Records from a collection =>
-- Begin --

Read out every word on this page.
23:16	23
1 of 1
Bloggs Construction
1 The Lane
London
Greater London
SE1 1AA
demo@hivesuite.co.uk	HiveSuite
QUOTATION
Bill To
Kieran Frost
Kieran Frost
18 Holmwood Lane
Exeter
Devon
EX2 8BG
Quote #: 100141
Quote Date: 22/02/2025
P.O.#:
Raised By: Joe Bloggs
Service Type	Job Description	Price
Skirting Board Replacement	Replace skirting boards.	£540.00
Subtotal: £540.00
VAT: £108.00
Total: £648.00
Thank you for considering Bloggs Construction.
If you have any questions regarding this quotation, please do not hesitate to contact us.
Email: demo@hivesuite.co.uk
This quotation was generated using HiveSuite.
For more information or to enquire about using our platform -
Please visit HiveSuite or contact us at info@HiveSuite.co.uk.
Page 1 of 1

-- End --

EXERCISE GOAL =>
The data above must be returned in full, exactly as written.

ANSWER FOR THE TASK =>
Read out every word on this page.
23:16	23
1 of 1
Bloggs Construction
1 The Lane
London
Greater London
SE1 1AA
demo@hivesuite.co.uk	HiveSuite
QUOTATION
Bill To
Kieran Frost
Kieran Frost
18 Holmwood Lane
Exeter
Devon
EX2 8BG
Quote #: 100141
Quote Date: 22/02/2025
P.O.#:
Raised By: Joe Bloggs
Service Type	Job Description	Price
Skirting Board Replacement	Replace skirting boards.	£540.00
Subtotal: £540.00
VAT: £108.00
Total: £648.00
Thank you for considering Bloggs Construction.
If you have any questions regarding this quotation, please do not hesitate to contact us.
Email: demo@hivesuite.co.uk
This quotation was generated using HiveSuite.
For more information or to enquire about using our platform -
Please visit HiveSuite or contact us at info@HiveSuite.co.uk.
Page 1 of 1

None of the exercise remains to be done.